■ Task goal
Can you write out all of the material below, word for word?

■ Dataset excerpts
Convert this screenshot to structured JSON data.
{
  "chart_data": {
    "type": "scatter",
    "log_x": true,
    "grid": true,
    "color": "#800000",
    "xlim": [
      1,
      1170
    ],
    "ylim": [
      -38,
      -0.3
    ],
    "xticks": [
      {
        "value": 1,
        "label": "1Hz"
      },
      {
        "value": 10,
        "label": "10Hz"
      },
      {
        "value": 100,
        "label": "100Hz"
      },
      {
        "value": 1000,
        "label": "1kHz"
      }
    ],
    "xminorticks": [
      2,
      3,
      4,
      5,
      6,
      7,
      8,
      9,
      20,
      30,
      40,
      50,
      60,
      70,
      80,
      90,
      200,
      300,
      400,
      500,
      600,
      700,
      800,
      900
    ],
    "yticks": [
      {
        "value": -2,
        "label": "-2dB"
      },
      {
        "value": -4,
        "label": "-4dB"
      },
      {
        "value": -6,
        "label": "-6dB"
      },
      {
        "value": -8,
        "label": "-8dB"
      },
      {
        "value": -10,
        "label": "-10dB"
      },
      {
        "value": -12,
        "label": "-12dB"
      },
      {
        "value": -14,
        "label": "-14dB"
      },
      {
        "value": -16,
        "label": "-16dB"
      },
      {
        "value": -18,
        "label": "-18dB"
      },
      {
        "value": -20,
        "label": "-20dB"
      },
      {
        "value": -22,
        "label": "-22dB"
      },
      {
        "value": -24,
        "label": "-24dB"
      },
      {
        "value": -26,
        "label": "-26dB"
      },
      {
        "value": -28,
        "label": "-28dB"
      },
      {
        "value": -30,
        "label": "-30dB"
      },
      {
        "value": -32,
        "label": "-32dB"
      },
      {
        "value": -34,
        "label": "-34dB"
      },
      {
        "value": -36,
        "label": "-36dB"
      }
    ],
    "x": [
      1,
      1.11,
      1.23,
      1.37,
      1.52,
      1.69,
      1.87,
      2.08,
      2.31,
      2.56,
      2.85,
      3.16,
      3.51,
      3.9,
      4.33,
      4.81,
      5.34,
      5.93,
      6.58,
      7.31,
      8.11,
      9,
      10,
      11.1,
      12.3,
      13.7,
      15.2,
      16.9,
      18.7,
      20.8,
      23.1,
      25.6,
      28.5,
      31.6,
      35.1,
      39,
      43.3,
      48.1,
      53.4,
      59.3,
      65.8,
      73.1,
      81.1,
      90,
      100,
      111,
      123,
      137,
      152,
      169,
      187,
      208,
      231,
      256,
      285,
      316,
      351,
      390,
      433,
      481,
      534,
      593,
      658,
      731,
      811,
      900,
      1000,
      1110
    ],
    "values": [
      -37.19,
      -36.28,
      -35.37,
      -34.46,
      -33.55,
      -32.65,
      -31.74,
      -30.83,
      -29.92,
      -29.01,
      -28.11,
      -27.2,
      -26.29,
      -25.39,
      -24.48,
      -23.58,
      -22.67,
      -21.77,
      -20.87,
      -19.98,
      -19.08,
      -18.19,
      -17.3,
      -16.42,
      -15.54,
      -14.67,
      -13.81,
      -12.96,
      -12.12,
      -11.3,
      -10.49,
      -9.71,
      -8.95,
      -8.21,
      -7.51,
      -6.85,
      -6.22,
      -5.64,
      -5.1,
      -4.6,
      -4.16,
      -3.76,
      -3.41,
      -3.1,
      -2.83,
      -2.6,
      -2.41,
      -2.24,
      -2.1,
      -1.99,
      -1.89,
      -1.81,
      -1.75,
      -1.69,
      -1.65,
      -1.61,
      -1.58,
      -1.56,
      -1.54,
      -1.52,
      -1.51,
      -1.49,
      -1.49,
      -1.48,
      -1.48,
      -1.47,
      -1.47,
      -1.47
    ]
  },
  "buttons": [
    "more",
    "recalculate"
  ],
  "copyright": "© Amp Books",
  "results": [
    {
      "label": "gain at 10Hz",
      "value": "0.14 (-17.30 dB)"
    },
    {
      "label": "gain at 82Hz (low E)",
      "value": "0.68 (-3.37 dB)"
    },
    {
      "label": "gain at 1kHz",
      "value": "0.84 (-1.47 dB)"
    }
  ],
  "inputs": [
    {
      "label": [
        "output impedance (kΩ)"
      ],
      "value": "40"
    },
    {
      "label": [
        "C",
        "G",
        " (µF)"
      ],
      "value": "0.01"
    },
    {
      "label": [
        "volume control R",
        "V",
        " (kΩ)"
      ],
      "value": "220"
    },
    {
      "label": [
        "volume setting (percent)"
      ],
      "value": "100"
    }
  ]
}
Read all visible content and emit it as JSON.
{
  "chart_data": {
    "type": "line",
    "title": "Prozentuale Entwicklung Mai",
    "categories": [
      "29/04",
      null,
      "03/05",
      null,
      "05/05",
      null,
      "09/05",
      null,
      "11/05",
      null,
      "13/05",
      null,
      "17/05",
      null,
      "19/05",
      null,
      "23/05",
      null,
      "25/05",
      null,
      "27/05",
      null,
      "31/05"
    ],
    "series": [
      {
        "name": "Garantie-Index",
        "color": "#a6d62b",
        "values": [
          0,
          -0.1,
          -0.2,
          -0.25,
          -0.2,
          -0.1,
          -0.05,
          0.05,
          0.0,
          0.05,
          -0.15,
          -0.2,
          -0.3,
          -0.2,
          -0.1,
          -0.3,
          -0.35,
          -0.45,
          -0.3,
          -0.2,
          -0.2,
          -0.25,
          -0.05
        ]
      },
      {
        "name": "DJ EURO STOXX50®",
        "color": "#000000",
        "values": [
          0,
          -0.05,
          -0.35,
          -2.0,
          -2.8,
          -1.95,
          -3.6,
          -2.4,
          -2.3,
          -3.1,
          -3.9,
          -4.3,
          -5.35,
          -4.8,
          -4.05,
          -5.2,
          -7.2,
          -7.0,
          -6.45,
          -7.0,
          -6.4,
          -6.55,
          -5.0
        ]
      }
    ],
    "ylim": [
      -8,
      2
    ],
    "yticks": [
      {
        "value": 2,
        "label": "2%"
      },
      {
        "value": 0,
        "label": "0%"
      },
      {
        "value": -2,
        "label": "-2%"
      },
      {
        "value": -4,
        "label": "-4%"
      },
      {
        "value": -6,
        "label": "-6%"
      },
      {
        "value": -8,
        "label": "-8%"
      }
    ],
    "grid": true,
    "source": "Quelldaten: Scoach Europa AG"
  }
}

■ Solution
Convert this screenshot to structured JSON data.
{
  "chart_data": {
    "type": "scatter",
    "log_x": true,
    "grid": true,
    "color": "#800000",
    "xlim": [
      1,
      1170
    ],
    "ylim": [
      -38,
      -0.3
    ],
    "xticks": [
      {
        "value": 1,
        "label": "1Hz"
      },
      {
        "value": 10,
        "label": "10Hz"
      },
      {
        "value": 100,
        "label": "100Hz"
      },
      {
        "value": 1000,
        "label": "1kHz"
      }
    ],
    "xminorticks": [
      2,
      3,
      4,
      5,
      6,
      7,
      8,
      9,
      20,
      30,
      40,
      50,
      60,
      70,
      80,
      90,
      200,
      300,
      400,
      500,
      600,
      700,
      800,
      900
    ],
    "yticks": [
      {
        "value": -2,
        "label": "-2dB"
      },
      {
        "value": -4,
        "label": "-4dB"
      },
      {
        "value": -6,
        "label": "-6dB"
      },
      {
        "value": -8,
        "label": "-8dB"
      },
      {
        "value": -10,
        "label": "-10dB"
      },
      {
        "value": -12,
        "label": "-12dB"
      },
      {
        "value": -14,
        "label": "-14dB"
      },
      {
        "value": -16,
        "label": "-16dB"
      },
      {
        "value": -18,
        "label": "-18dB"
      },
      {
        "value": -20,
        "label": "-20dB"
      },
      {
        "value": -22,
        "label": "-22dB"
      },
      {
        "value": -24,
        "label": "-24dB"
      },
      {
        "value": -26,
        "label": "-26dB"
      },
      {
        "value": -28,
        "label": "-28dB"
      },
      {
        "value": -30,
        "label": "-30dB"
      },
      {
        "value": -32,
        "label": "-32dB"
      },
      {
        "value": -34,
        "label": "-34dB"
      },
      {
        "value": -36,
        "label": "-36dB"
      }
    ],
    "x": [
      1,
      1.11,
      1.23,
      1.37,
      1.52,
      1.69,
      1.87,
      2.08,
      2.31,
      2.56,
      2.85,
      3.16,
      3.51,
      3.9,
      4.33,
      4.81,
      5.34,
      5.93,
      6.58,
      7.31,
      8.11,
      9,
      10,
      11.1,
      12.3,
      13.7,
      15.2,
      16.9,
      18.7,
      20.8,
      23.1,
      25.6,
      28.5,
      31.6,
      35.1,
      39,
      43.3,
      48.1,
      53.4,
      59.3,
      65.8,
      73.1,
      81.1,
      90,
      100,
      111,
      123,
      137,
      152,
      169,
      187,
      208,
      231,
      256,
      285,
      316,
      351,
      390,
      433,
      481,
      534,
      593,
      658,
      731,
      811,
      900,
      1000,
      1110
    ],
    "values": [
      -37.19,
      -36.28,
      -35.37,
      -34.46,
      -33.55,
      -32.65,
      -31.74,
      -30.83,
      -29.92,
      -29.01,
      -28.11,
      -27.2,
      -26.29,
      -25.39,
      -24.48,
      -23.58,
      -22.67,
      -21.77,
      -20.87,
      -19.98,
      -19.08,
      -18.19,
      -17.3,
      -16.42,
      -15.54,
      -14.67,
      -13.81,
      -12.96,
      -12.12,
      -11.3,
      -10.49,
      -9.71,
      -8.95,
      -8.21,
      -7.51,
      -6.85,
      -6.22,
      -5.64,
      -5.1,
      -4.6,
      -4.16,
      -3.76,
      -3.41,
      -3.1,
      -2.83,
      -2.6,
      -2.41,
      -2.24,
      -2.1,
      -1.99,
      -1.89,
      -1.81,
      -1.75,
      -1.69,
      -1.65,
      -1.61,
      -1.58,
      -1.56,
      -1.54,
      -1.52,
      -1.51,
      -1.49,
      -1.49,
      -1.48,
      -1.48,
      -1.47,
      -1.47,
      -1.47
    ]
  },
  "buttons": [
    "more",
    "recalculate"
  ],
  "copyright": "© Amp Books",
  "results": [
    {
      "label": "gain at 10Hz",
      "value": "0.14 (-17.30 dB)"
    },
    {
      "label": "gain at 82Hz (low E)",
      "value": "0.68 (-3.37 dB)"
    },
    {
      "label": "gain at 1kHz",
      "value": "0.84 (-1.47 dB)"
    }
  ],
  "inputs": [
    {
      "label": [
        "output impedance (kΩ)"
      ],
      "value": "40"
    },
    {
      "label": [
        "C",
        "G",
        " (µF)"
      ],
      "value": "0.01"
    },
    {
      "label": [
        "volume control R",
        "V",
        " (kΩ)"
      ],
      "value": "220"
    },
    {
      "label": [
        "volume setting (percent)"
      ],
      "value": "100"
    }
  ]
}
Read all visible content and emit it as JSON.
{
  "chart_data": {
    "type": "line",
    "title": "Prozentuale Entwicklung Mai",
    "categories": [
      "29/04",
      null,
      "03/05",
      null,
      "05/05",
      null,
      "09/05",
      null,
      "11/05",
      null,
      "13/05",
      null,
      "17/05",
      null,
      "19/05",
      null,
      "23/05",
      null,
      "25/05",
      null,
      "27/05",
      null,
      "31/05"
    ],
    "series": [
      {
        "name": "Garantie-Index",
        "color": "#a6d62b",
        "values": [
          0,
          -0.1,
          -0.2,
          -0.25,
          -0.2,
          -0.1,
          -0.05,
          0.05,
          0.0,
          0.05,
          -0.15,
          -0.2,
          -0.3,
          -0.2,
          -0.1,
          -0.3,
          -0.35,
          -0.45,
          -0.3,
          -0.2,
          -0.2,
          -0.25,
          -0.05
        ]
      },
      {
        "name": "DJ EURO STOXX50®",
        "color": "#000000",
        "values": [
          0,
          -0.05,
          -0.35,
          -2.0,
          -2.8,
          -1.95,
          -3.6,
          -2.4,
          -2.3,
          -3.1,
          -3.9,
          -4.3,
          -5.35,
          -4.8,
          -4.05,
          -5.2,
          -7.2,
          -7.0,
          -6.45,
          -7.0,
          -6.4,
          -6.55,
          -5.0
        ]
      }
    ],
    "ylim": [
      -8,
      2
    ],
    "yticks": [
      {
        "value": 2,
        "label": "2%"
      },
      {
        "value": 0,
        "label": "0%"
      },
      {
        "value": -2,
        "label": "-2%"
      },
      {
        "value": -4,
        "label": "-4%"
      },
      {
        "value": -6,
        "label": "-6%"
      },
      {
        "value": -8,
        "label": "-8%"
      }
    ],
    "grid": true,
    "source": "Quelldaten: Scoach Europa AG"
  }
}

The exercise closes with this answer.